Items from a dataset:
○ ○ ○ ○ ○

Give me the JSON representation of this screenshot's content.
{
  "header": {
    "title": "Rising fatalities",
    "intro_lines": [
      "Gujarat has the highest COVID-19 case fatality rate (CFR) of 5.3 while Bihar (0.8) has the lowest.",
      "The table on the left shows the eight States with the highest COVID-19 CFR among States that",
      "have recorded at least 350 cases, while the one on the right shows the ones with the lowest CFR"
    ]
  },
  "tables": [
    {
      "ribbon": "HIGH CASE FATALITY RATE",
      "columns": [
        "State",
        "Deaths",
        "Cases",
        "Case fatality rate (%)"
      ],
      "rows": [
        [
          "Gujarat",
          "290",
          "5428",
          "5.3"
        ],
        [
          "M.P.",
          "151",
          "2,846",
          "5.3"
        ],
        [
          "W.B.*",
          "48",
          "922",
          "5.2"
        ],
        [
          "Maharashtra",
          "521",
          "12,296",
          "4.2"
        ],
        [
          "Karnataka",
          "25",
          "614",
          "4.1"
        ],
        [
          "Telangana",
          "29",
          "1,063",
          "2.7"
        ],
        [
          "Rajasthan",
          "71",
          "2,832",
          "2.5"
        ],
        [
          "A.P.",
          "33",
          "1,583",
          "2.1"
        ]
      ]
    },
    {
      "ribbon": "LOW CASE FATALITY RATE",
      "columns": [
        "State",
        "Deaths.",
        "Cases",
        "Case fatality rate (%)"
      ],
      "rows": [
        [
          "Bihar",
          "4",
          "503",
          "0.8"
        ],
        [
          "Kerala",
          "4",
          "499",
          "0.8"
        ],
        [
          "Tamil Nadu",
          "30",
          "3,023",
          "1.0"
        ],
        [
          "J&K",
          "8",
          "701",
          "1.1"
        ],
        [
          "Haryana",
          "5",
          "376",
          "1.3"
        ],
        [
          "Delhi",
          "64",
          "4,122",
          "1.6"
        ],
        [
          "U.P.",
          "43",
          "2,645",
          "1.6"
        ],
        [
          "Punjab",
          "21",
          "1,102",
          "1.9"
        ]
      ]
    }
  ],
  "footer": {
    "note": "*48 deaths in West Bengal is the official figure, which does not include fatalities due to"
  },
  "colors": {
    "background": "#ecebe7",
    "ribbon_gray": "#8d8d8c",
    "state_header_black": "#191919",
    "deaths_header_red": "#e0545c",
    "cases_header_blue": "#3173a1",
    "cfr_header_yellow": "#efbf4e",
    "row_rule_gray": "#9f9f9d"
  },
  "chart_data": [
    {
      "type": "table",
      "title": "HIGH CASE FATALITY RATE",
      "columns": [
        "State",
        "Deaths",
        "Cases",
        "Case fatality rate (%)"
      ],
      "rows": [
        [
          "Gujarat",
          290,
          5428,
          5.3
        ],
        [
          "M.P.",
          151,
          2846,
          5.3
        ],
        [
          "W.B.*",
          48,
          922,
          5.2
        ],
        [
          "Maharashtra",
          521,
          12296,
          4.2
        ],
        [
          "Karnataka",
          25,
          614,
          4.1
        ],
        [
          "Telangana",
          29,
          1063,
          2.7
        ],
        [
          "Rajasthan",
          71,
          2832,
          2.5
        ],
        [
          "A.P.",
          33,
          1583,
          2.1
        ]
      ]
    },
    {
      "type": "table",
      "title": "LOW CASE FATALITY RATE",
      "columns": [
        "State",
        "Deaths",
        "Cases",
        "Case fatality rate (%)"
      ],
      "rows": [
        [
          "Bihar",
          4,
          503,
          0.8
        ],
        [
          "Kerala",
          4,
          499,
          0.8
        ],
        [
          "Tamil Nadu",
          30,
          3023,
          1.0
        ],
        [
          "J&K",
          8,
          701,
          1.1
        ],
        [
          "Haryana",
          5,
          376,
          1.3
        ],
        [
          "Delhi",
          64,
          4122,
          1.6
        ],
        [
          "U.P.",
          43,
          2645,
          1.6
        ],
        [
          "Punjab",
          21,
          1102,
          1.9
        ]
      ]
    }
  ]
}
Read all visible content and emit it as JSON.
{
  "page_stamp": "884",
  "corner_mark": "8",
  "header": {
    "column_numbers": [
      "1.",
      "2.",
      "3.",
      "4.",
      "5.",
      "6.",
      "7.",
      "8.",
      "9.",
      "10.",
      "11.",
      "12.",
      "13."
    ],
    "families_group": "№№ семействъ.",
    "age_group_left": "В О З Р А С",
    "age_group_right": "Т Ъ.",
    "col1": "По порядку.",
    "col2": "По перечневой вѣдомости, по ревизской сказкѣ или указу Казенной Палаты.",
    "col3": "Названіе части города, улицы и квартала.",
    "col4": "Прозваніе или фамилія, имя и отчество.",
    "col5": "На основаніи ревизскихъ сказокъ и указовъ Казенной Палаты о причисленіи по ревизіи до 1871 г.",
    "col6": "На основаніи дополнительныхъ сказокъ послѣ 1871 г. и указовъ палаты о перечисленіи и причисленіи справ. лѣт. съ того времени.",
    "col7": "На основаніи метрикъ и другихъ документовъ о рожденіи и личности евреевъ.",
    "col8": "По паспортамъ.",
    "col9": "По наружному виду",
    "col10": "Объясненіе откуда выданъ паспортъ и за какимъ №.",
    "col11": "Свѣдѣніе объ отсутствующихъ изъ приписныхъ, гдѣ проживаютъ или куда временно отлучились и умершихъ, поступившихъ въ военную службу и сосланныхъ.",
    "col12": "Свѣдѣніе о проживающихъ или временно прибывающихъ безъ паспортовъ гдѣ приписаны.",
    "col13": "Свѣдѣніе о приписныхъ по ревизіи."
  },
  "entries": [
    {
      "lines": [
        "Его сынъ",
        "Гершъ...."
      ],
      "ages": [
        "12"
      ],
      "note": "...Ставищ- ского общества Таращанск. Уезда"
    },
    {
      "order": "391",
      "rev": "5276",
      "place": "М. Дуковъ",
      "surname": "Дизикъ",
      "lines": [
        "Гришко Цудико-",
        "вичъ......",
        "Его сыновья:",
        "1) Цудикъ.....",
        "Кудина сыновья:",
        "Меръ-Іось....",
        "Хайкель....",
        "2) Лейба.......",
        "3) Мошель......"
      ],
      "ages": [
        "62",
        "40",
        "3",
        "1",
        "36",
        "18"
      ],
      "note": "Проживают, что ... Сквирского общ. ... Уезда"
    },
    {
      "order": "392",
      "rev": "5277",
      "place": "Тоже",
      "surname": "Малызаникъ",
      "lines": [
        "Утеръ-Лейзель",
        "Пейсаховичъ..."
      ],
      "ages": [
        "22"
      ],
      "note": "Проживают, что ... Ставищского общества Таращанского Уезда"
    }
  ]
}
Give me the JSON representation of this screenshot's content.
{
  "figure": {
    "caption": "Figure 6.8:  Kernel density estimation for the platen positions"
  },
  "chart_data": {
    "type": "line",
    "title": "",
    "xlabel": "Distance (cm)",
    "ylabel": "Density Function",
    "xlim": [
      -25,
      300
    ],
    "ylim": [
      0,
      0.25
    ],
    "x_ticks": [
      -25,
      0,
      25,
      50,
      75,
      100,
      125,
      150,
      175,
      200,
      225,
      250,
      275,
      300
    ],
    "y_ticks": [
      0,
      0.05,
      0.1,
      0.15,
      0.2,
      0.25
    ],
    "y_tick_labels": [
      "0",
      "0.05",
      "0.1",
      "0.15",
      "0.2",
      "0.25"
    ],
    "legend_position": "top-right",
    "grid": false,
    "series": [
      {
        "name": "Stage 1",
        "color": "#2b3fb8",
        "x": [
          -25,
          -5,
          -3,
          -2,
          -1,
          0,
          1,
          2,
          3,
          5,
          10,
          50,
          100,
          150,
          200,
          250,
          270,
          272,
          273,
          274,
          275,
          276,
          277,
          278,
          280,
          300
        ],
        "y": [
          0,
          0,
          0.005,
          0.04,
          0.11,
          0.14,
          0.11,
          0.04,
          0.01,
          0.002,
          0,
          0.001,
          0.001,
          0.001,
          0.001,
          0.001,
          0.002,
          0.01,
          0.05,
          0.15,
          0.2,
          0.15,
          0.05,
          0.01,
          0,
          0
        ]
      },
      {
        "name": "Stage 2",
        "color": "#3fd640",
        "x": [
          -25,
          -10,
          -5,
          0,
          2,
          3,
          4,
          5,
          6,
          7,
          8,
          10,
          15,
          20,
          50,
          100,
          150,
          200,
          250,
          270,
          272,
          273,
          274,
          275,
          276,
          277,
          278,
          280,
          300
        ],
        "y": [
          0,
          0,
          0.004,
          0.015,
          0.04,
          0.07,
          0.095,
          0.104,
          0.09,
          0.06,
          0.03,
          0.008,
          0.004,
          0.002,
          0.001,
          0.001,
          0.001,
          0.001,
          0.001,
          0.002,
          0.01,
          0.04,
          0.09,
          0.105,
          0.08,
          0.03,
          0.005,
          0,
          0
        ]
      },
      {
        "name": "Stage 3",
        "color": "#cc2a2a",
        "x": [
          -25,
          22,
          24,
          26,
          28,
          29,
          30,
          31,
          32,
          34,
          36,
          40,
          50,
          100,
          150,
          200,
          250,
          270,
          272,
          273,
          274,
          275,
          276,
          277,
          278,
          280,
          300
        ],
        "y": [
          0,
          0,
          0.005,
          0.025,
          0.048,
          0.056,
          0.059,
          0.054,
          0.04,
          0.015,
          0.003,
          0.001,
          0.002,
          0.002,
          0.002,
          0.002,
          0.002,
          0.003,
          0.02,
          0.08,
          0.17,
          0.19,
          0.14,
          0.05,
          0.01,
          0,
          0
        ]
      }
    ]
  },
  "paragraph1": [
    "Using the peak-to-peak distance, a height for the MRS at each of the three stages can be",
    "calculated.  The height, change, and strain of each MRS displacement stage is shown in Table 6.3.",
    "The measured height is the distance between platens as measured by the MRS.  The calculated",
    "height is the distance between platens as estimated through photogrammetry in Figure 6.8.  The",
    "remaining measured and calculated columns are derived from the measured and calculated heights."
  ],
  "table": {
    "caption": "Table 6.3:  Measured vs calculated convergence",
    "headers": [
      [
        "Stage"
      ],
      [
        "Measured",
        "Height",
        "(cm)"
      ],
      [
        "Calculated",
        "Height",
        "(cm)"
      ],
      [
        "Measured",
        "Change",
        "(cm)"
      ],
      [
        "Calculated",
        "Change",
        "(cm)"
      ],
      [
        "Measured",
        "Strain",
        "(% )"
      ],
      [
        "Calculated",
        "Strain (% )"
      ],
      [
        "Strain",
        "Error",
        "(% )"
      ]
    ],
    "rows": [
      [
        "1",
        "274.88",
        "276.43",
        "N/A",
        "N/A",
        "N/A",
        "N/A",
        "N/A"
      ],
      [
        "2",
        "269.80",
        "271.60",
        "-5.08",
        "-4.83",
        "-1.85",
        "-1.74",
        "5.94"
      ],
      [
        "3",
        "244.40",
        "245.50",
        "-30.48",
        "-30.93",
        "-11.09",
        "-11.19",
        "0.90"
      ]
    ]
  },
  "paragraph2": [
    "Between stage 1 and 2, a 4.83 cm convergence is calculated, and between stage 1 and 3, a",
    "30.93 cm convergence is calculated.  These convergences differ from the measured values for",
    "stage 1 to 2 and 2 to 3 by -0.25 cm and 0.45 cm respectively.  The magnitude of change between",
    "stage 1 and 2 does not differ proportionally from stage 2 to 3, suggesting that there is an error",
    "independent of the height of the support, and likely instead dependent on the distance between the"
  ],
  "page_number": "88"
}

○ ○ ○ ○ ○

- [WRITTEN TASK]: Scan the material and collect every line that contains "each".

- [WRITTEN SOLUTION]:
    "Using the peak-to-peak distance, a height for the MRS at each of the three stages can be",
    "calculated.  The height, change, and strain of each MRS displacement stage is shown in Table 6.3.",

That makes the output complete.